# Saved entries:
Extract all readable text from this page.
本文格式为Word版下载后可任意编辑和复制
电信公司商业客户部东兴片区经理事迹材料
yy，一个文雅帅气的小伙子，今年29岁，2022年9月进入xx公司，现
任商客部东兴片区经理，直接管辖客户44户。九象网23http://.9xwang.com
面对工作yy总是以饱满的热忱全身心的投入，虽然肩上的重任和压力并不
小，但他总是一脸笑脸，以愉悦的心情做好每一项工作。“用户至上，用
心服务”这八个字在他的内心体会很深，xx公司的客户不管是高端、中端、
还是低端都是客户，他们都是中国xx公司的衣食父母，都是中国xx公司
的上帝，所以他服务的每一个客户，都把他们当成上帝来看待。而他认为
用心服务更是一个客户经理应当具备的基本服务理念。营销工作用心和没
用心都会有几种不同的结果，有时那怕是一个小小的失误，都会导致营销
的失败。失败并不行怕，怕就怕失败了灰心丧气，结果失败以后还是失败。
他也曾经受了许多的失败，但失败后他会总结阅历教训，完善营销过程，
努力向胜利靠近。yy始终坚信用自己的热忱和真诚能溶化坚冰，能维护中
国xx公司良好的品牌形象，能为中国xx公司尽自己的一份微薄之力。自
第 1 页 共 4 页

# Problem details:
Print out all the entries precisely as written.

# Correct result:
Extract all readable text from this page.
本文格式为Word版下载后可任意编辑和复制
电信公司商业客户部东兴片区经理事迹材料
yy，一个文雅帅气的小伙子，今年29岁，2022年9月进入xx公司，现
任商客部东兴片区经理，直接管辖客户44户。九象网23http://.9xwang.com
面对工作yy总是以饱满的热忱全身心的投入，虽然肩上的重任和压力并不
小，但他总是一脸笑脸，以愉悦的心情做好每一项工作。“用户至上，用
心服务”这八个字在他的内心体会很深，xx公司的客户不管是高端、中端、
还是低端都是客户，他们都是中国xx公司的衣食父母，都是中国xx公司
的上帝，所以他服务的每一个客户，都把他们当成上帝来看待。而他认为
用心服务更是一个客户经理应当具备的基本服务理念。营销工作用心和没
用心都会有几种不同的结果，有时那怕是一个小小的失误，都会导致营销
的失败。失败并不行怕，怕就怕失败了灰心丧气，结果失败以后还是失败。
他也曾经受了许多的失败，但失败后他会总结阅历教训，完善营销过程，
努力向胜利靠近。yy始终坚信用自己的热忱和真诚能溶化坚冰，能维护中
国xx公司良好的品牌形象，能为中国xx公司尽自己的一份微薄之力。自
第 1 页 共 4 页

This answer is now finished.